Exercise aim: Print the records below word for word, but leave out the pictures.

Entries shown:
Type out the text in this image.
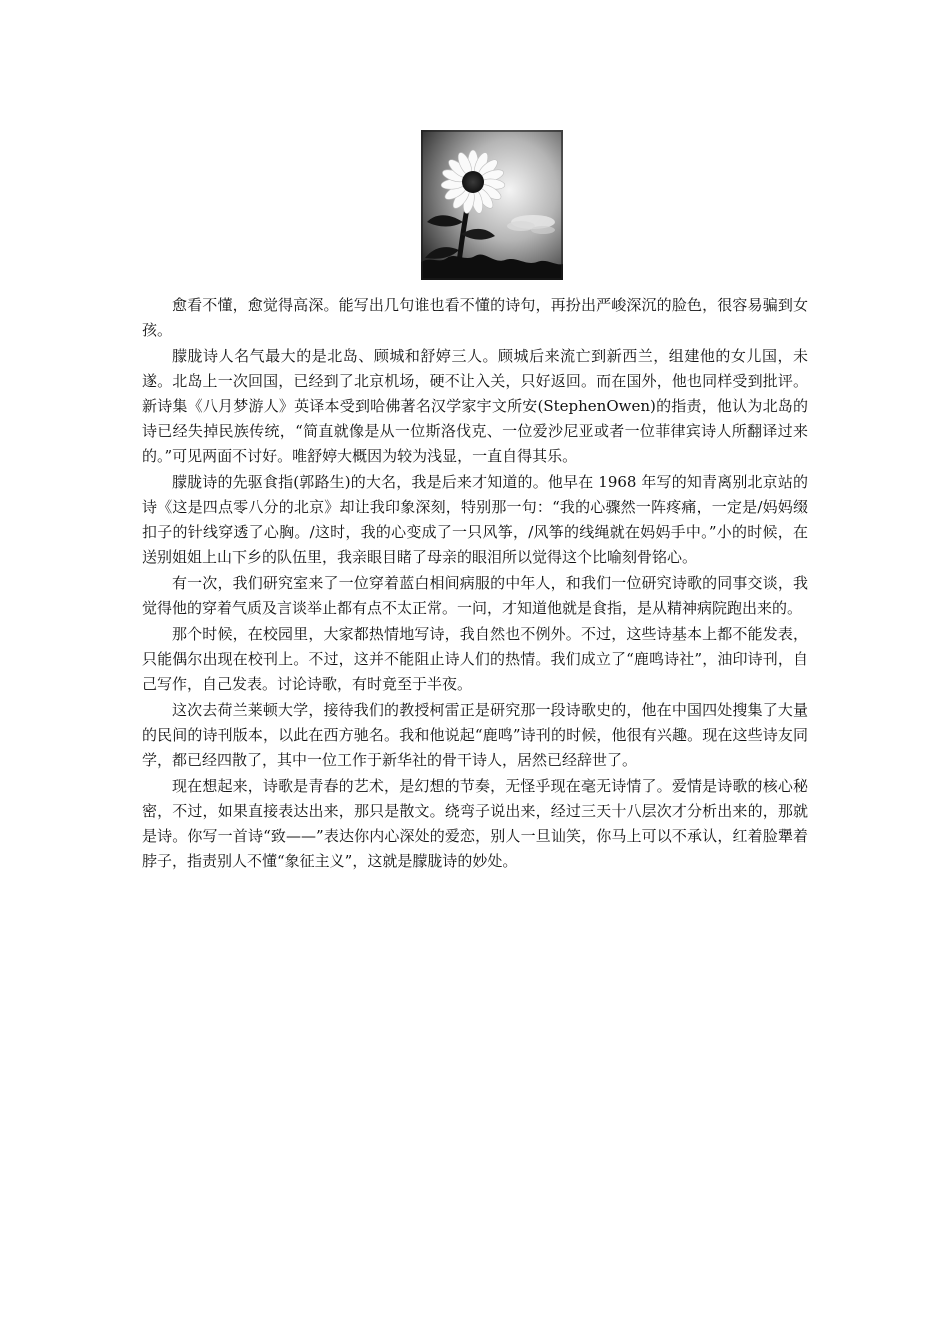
愈看不懂，愈觉得高深。能写出几句谁也看不懂的诗句，再扮出严峻深沉的脸色，很容易骗到女孩。

朦胧诗人名气最大的是北岛、顾城和舒婷三人。顾城后来流亡到新西兰，组建他的女儿国，未遂。北岛上一次回国，已经到了北京机场，硬不让入关，只好返回。而在国外，他也同样受到批评。新诗集《八月梦游人》英译本受到哈佛著名汉学家宇文所安(StephenOwen)的指责，他认为北岛的诗已经失掉民族传统，“简直就像是从一位斯洛伐克、一位爱沙尼亚或者一位菲律宾诗人所翻译过来的。”可见两面不讨好。唯舒婷大概因为较为浅显，一直自得其乐。

朦胧诗的先驱食指(郭路生)的大名，我是后来才知道的。他早在 1968 年写的知青离别北京站的诗《这是四点零八分的北京》却让我印象深刻，特别那一句：“我的心骤然一阵疼痛，一定是/妈妈缀扣子的针线穿透了心胸。/这时，我的心变成了一只风筝，/风筝的线绳就在妈妈手中。”小的时候，在送别姐姐上山下乡的队伍里，我亲眼目睹了母亲的眼泪所以觉得这个比喻刻骨铭心。

有一次，我们研究室来了一位穿着蓝白相间病服的中年人，和我们一位研究诗歌的同事交谈，我觉得他的穿着气质及言谈举止都有点不太正常。一问，才知道他就是食指，是从精神病院跑出来的。

那个时候，在校园里，大家都热情地写诗，我自然也不例外。不过，这些诗基本上都不能发表，只能偶尔出现在校刊上。不过，这并不能阻止诗人们的热情。我们成立了“鹿鸣诗社”，油印诗刊，自己写作，自己发表。讨论诗歌，有时竟至于半夜。

这次去荷兰莱顿大学，接待我们的教授柯雷正是研究那一段诗歌史的，他在中国四处搜集了大量的民间的诗刊版本，以此在西方驰名。我和他说起“鹿鸣”诗刊的时候，他很有兴趣。现在这些诗友同学，都已经四散了，其中一位工作于新华社的骨干诗人，居然已经辞世了。

现在想起来，诗歌是青春的艺术，是幻想的节奏，无怪乎现在毫无诗情了。爱情是诗歌的核心秘密，不过，如果直接表达出来，那只是散文。绕弯子说出来，经过三天十八层次才分析出来的，那就是诗。你写一首诗“致——”表达你内心深处的爱恋，别人一旦讪笑，你马上可以不承认，红着脸犟着脖子，指责别人不懂“象征主义”，这就是朦胧诗的妙处。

Task answer:
Type out the text in this image.
愈看不懂，愈觉得高深。能写出几句谁也看不懂的诗句，再扮出严峻深沉的脸色，很容易骗到女孩。

朦胧诗人名气最大的是北岛、顾城和舒婷三人。顾城后来流亡到新西兰，组建他的女儿国，未遂。北岛上一次回国，已经到了北京机场，硬不让入关，只好返回。而在国外，他也同样受到批评。新诗集《八月梦游人》英译本受到哈佛著名汉学家宇文所安(StephenOwen)的指责，他认为北岛的诗已经失掉民族传统，“简直就像是从一位斯洛伐克、一位爱沙尼亚或者一位菲律宾诗人所翻译过来的。”可见两面不讨好。唯舒婷大概因为较为浅显，一直自得其乐。

朦胧诗的先驱食指(郭路生)的大名，我是后来才知道的。他早在 1968 年写的知青离别北京站的诗《这是四点零八分的北京》却让我印象深刻，特别那一句：“我的心骤然一阵疼痛，一定是/妈妈缀扣子的针线穿透了心胸。/这时，我的心变成了一只风筝，/风筝的线绳就在妈妈手中。”小的时候，在送别姐姐上山下乡的队伍里，我亲眼目睹了母亲的眼泪所以觉得这个比喻刻骨铭心。

有一次，我们研究室来了一位穿着蓝白相间病服的中年人，和我们一位研究诗歌的同事交谈，我觉得他的穿着气质及言谈举止都有点不太正常。一问，才知道他就是食指，是从精神病院跑出来的。

那个时候，在校园里，大家都热情地写诗，我自然也不例外。不过，这些诗基本上都不能发表，只能偶尔出现在校刊上。不过，这并不能阻止诗人们的热情。我们成立了“鹿鸣诗社”，油印诗刊，自己写作，自己发表。讨论诗歌，有时竟至于半夜。

这次去荷兰莱顿大学，接待我们的教授柯雷正是研究那一段诗歌史的，他在中国四处搜集了大量的民间的诗刊版本，以此在西方驰名。我和他说起“鹿鸣”诗刊的时候，他很有兴趣。现在这些诗友同学，都已经四散了，其中一位工作于新华社的骨干诗人，居然已经辞世了。

现在想起来，诗歌是青春的艺术，是幻想的节奏，无怪乎现在毫无诗情了。爱情是诗歌的核心秘密，不过，如果直接表达出来，那只是散文。绕弯子说出来，经过三天十八层次才分析出来的，那就是诗。你写一首诗“致——”表达你内心深处的爱恋，别人一旦讪笑，你马上可以不承认，红着脸犟着脖子，指责别人不懂“象征主义”，这就是朦胧诗的妙处。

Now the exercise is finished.